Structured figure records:
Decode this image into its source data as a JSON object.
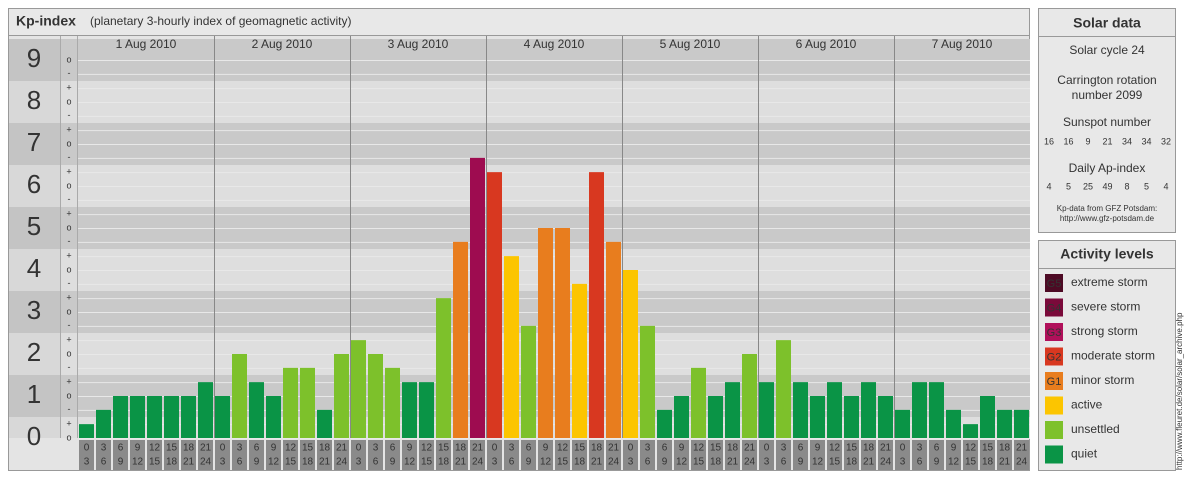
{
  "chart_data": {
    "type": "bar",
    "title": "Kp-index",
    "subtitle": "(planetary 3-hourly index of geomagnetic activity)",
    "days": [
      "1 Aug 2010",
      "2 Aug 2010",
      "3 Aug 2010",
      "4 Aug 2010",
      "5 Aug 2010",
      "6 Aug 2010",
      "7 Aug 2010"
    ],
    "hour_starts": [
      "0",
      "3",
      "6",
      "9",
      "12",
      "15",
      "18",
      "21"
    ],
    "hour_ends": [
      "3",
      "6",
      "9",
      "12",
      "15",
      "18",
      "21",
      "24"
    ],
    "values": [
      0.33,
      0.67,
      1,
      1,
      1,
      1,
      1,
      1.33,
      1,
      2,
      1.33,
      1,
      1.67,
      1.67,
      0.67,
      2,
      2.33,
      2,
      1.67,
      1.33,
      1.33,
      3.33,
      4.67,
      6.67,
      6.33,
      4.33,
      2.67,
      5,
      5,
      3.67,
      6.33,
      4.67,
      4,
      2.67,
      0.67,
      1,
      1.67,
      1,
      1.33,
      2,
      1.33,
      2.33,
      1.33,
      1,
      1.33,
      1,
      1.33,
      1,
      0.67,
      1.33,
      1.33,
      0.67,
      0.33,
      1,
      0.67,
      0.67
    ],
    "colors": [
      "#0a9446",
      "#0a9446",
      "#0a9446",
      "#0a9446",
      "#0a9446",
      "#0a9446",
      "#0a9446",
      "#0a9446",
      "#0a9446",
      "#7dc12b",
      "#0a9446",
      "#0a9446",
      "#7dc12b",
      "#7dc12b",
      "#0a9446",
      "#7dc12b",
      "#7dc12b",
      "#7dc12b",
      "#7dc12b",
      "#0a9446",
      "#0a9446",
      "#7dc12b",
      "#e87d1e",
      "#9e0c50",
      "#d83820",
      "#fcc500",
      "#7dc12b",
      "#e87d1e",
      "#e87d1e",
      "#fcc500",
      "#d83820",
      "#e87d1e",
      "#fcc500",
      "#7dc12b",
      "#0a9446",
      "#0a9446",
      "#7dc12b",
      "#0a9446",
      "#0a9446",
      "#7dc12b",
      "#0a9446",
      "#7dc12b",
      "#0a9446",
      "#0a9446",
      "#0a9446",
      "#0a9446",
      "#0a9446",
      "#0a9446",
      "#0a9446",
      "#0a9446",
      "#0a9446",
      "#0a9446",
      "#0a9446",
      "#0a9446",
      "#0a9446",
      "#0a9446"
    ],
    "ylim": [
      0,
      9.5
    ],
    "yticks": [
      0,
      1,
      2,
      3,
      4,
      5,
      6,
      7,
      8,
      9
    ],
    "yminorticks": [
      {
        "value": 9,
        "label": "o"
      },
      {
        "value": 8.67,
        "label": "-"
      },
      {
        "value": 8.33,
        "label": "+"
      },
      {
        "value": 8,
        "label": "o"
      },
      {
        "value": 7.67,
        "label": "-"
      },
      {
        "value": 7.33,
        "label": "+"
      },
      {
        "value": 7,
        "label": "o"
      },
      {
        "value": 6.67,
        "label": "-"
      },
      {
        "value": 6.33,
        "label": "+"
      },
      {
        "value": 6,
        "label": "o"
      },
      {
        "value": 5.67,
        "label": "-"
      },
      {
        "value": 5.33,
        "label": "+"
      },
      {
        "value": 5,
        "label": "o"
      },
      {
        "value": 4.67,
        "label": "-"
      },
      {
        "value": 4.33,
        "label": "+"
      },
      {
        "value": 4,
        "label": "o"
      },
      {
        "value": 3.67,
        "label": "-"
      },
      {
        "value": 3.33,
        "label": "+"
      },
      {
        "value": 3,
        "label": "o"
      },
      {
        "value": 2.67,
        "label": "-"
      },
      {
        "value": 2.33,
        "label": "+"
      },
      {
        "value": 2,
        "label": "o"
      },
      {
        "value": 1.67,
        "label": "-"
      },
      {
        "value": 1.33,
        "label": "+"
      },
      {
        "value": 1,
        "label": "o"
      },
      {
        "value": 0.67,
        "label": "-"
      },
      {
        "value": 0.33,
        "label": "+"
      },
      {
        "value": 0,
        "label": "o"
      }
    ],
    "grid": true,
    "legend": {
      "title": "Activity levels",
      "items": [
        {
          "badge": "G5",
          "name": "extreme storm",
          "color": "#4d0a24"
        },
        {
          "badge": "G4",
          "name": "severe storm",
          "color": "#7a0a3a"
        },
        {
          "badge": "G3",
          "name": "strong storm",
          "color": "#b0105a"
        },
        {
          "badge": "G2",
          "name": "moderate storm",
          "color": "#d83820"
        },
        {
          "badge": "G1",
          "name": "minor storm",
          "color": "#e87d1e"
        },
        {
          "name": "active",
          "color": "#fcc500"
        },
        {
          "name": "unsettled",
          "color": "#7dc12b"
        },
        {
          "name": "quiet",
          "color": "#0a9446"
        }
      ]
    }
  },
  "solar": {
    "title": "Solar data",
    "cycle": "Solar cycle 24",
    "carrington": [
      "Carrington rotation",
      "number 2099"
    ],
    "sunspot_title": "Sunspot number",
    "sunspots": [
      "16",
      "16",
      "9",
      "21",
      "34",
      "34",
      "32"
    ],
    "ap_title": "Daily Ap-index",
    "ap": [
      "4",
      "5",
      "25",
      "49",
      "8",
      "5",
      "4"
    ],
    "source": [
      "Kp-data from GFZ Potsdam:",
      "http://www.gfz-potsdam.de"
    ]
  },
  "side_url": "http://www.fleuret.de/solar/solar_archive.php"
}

## Aim:
Repeat the records above exactly, leaving out the pictures.

## Solution to this exercise:
Decode this image into its source data as a JSON object.
{
  "chart_data": {
    "type": "bar",
    "title": "Kp-index",
    "subtitle": "(planetary 3-hourly index of geomagnetic activity)",
    "days": [
      "1 Aug 2010",
      "2 Aug 2010",
      "3 Aug 2010",
      "4 Aug 2010",
      "5 Aug 2010",
      "6 Aug 2010",
      "7 Aug 2010"
    ],
    "hour_starts": [
      "0",
      "3",
      "6",
      "9",
      "12",
      "15",
      "18",
      "21"
    ],
    "hour_ends": [
      "3",
      "6",
      "9",
      "12",
      "15",
      "18",
      "21",
      "24"
    ],
    "values": [
      0.33,
      0.67,
      1,
      1,
      1,
      1,
      1,
      1.33,
      1,
      2,
      1.33,
      1,
      1.67,
      1.67,
      0.67,
      2,
      2.33,
      2,
      1.67,
      1.33,
      1.33,
      3.33,
      4.67,
      6.67,
      6.33,
      4.33,
      2.67,
      5,
      5,
      3.67,
      6.33,
      4.67,
      4,
      2.67,
      0.67,
      1,
      1.67,
      1,
      1.33,
      2,
      1.33,
      2.33,
      1.33,
      1,
      1.33,
      1,
      1.33,
      1,
      0.67,
      1.33,
      1.33,
      0.67,
      0.33,
      1,
      0.67,
      0.67
    ],
    "colors": [
      "#0a9446",
      "#0a9446",
      "#0a9446",
      "#0a9446",
      "#0a9446",
      "#0a9446",
      "#0a9446",
      "#0a9446",
      "#0a9446",
      "#7dc12b",
      "#0a9446",
      "#0a9446",
      "#7dc12b",
      "#7dc12b",
      "#0a9446",
      "#7dc12b",
      "#7dc12b",
      "#7dc12b",
      "#7dc12b",
      "#0a9446",
      "#0a9446",
      "#7dc12b",
      "#e87d1e",
      "#9e0c50",
      "#d83820",
      "#fcc500",
      "#7dc12b",
      "#e87d1e",
      "#e87d1e",
      "#fcc500",
      "#d83820",
      "#e87d1e",
      "#fcc500",
      "#7dc12b",
      "#0a9446",
      "#0a9446",
      "#7dc12b",
      "#0a9446",
      "#0a9446",
      "#7dc12b",
      "#0a9446",
      "#7dc12b",
      "#0a9446",
      "#0a9446",
      "#0a9446",
      "#0a9446",
      "#0a9446",
      "#0a9446",
      "#0a9446",
      "#0a9446",
      "#0a9446",
      "#0a9446",
      "#0a9446",
      "#0a9446",
      "#0a9446",
      "#0a9446"
    ],
    "ylim": [
      0,
      9.5
    ],
    "yticks": [
      0,
      1,
      2,
      3,
      4,
      5,
      6,
      7,
      8,
      9
    ],
    "yminorticks": [
      {
        "value": 9,
        "label": "o"
      },
      {
        "value": 8.67,
        "label": "-"
      },
      {
        "value": 8.33,
        "label": "+"
      },
      {
        "value": 8,
        "label": "o"
      },
      {
        "value": 7.67,
        "label": "-"
      },
      {
        "value": 7.33,
        "label": "+"
      },
      {
        "value": 7,
        "label": "o"
      },
      {
        "value": 6.67,
        "label": "-"
      },
      {
        "value": 6.33,
        "label": "+"
      },
      {
        "value": 6,
        "label": "o"
      },
      {
        "value": 5.67,
        "label": "-"
      },
      {
        "value": 5.33,
        "label": "+"
      },
      {
        "value": 5,
        "label": "o"
      },
      {
        "value": 4.67,
        "label": "-"
      },
      {
        "value": 4.33,
        "label": "+"
      },
      {
        "value": 4,
        "label": "o"
      },
      {
        "value": 3.67,
        "label": "-"
      },
      {
        "value": 3.33,
        "label": "+"
      },
      {
        "value": 3,
        "label": "o"
      },
      {
        "value": 2.67,
        "label": "-"
      },
      {
        "value": 2.33,
        "label": "+"
      },
      {
        "value": 2,
        "label": "o"
      },
      {
        "value": 1.67,
        "label": "-"
      },
      {
        "value": 1.33,
        "label": "+"
      },
      {
        "value": 1,
        "label": "o"
      },
      {
        "value": 0.67,
        "label": "-"
      },
      {
        "value": 0.33,
        "label": "+"
      },
      {
        "value": 0,
        "label": "o"
      }
    ],
    "grid": true,
    "legend": {
      "title": "Activity levels",
      "items": [
        {
          "badge": "G5",
          "name": "extreme storm",
          "color": "#4d0a24"
        },
        {
          "badge": "G4",
          "name": "severe storm",
          "color": "#7a0a3a"
        },
        {
          "badge": "G3",
          "name": "strong storm",
          "color": "#b0105a"
        },
        {
          "badge": "G2",
          "name": "moderate storm",
          "color": "#d83820"
        },
        {
          "badge": "G1",
          "name": "minor storm",
          "color": "#e87d1e"
        },
        {
          "name": "active",
          "color": "#fcc500"
        },
        {
          "name": "unsettled",
          "color": "#7dc12b"
        },
        {
          "name": "quiet",
          "color": "#0a9446"
        }
      ]
    }
  },
  "solar": {
    "title": "Solar data",
    "cycle": "Solar cycle 24",
    "carrington": [
      "Carrington rotation",
      "number 2099"
    ],
    "sunspot_title": "Sunspot number",
    "sunspots": [
      "16",
      "16",
      "9",
      "21",
      "34",
      "34",
      "32"
    ],
    "ap_title": "Daily Ap-index",
    "ap": [
      "4",
      "5",
      "25",
      "49",
      "8",
      "5",
      "4"
    ],
    "source": [
      "Kp-data from GFZ Potsdam:",
      "http://www.gfz-potsdam.de"
    ]
  },
  "side_url": "http://www.fleuret.de/solar/solar_archive.php"
}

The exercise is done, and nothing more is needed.